▶ WHAT THE TASK ASKS
Look through the data below. Pick out the lines holding the string "know".

▶ SUPPLIED DATA
— START —

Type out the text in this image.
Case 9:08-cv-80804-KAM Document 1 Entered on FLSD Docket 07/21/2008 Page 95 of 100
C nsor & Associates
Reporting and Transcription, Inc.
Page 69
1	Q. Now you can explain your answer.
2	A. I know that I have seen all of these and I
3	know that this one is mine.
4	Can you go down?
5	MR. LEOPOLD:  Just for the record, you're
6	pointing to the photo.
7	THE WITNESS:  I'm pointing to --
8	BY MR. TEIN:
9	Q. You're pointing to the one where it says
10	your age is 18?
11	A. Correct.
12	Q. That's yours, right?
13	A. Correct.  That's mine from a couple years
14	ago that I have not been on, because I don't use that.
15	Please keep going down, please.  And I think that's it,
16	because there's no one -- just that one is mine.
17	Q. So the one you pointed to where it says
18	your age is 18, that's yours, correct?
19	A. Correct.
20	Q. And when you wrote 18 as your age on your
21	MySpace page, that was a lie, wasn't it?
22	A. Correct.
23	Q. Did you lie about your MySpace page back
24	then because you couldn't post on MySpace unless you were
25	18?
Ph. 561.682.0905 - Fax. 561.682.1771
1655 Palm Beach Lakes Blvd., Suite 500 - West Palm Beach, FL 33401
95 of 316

— END —
— START —

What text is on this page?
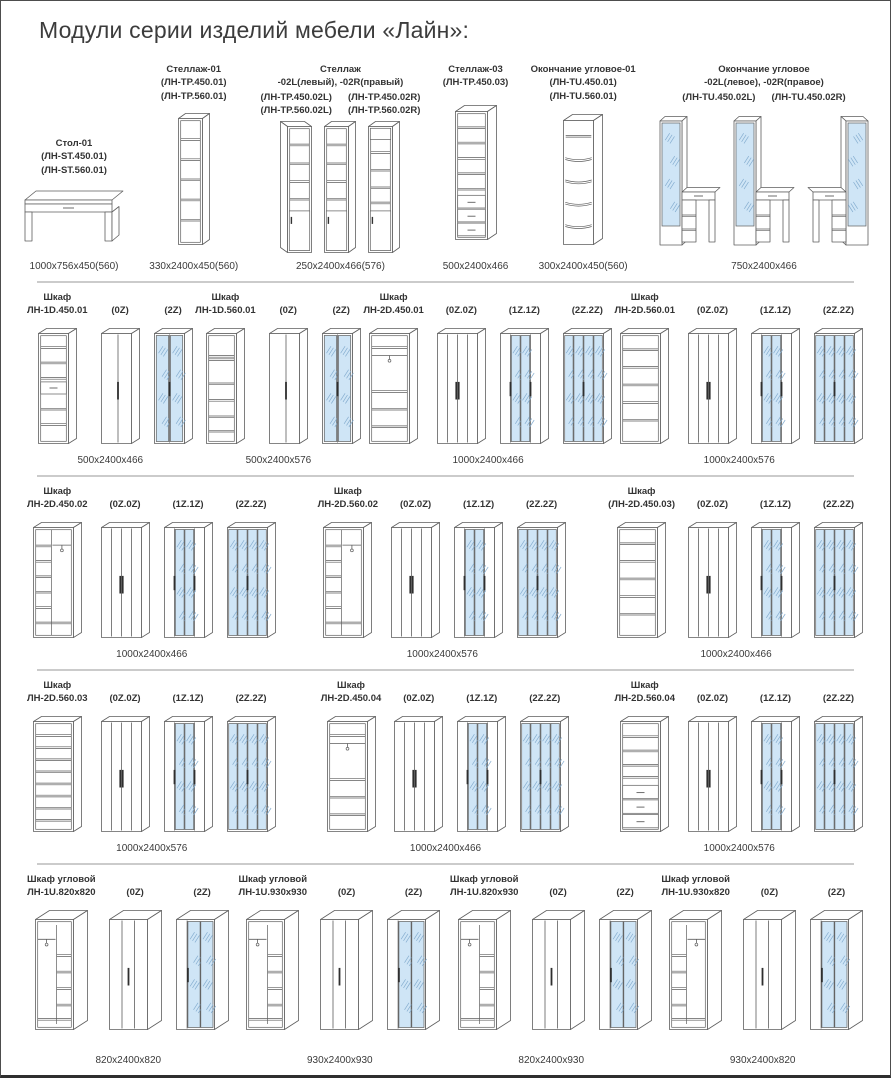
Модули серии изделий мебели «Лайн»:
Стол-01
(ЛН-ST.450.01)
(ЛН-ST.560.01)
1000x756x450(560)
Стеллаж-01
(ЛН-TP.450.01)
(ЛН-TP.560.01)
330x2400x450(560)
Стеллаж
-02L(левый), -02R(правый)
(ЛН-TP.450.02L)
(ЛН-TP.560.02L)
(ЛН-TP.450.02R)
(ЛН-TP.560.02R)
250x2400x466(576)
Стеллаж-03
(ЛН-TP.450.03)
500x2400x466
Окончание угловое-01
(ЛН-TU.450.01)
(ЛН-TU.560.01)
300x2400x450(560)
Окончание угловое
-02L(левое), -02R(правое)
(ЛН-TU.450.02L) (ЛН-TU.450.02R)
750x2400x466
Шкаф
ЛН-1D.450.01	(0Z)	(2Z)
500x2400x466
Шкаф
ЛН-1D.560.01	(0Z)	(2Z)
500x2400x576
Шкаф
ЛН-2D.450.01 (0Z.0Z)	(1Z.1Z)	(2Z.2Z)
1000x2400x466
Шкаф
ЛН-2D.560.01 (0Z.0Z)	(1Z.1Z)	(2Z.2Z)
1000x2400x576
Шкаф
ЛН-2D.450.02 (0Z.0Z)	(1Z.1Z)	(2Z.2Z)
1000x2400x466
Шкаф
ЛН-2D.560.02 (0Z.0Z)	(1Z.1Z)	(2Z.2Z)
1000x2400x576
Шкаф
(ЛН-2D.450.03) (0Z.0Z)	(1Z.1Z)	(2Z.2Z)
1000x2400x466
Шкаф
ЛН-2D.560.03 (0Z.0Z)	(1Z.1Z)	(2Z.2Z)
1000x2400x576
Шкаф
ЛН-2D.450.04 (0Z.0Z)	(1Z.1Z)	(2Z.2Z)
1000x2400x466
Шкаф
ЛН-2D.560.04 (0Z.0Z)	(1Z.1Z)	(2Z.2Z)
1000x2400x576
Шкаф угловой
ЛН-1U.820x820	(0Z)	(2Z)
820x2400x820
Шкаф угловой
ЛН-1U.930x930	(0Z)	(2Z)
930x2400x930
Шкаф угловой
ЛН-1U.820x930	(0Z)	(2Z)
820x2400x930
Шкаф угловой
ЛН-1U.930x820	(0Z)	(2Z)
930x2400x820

— END —

▶ TASK ANSWER
2	A. I know that I have seen all of these and I
3	know that this one is mine.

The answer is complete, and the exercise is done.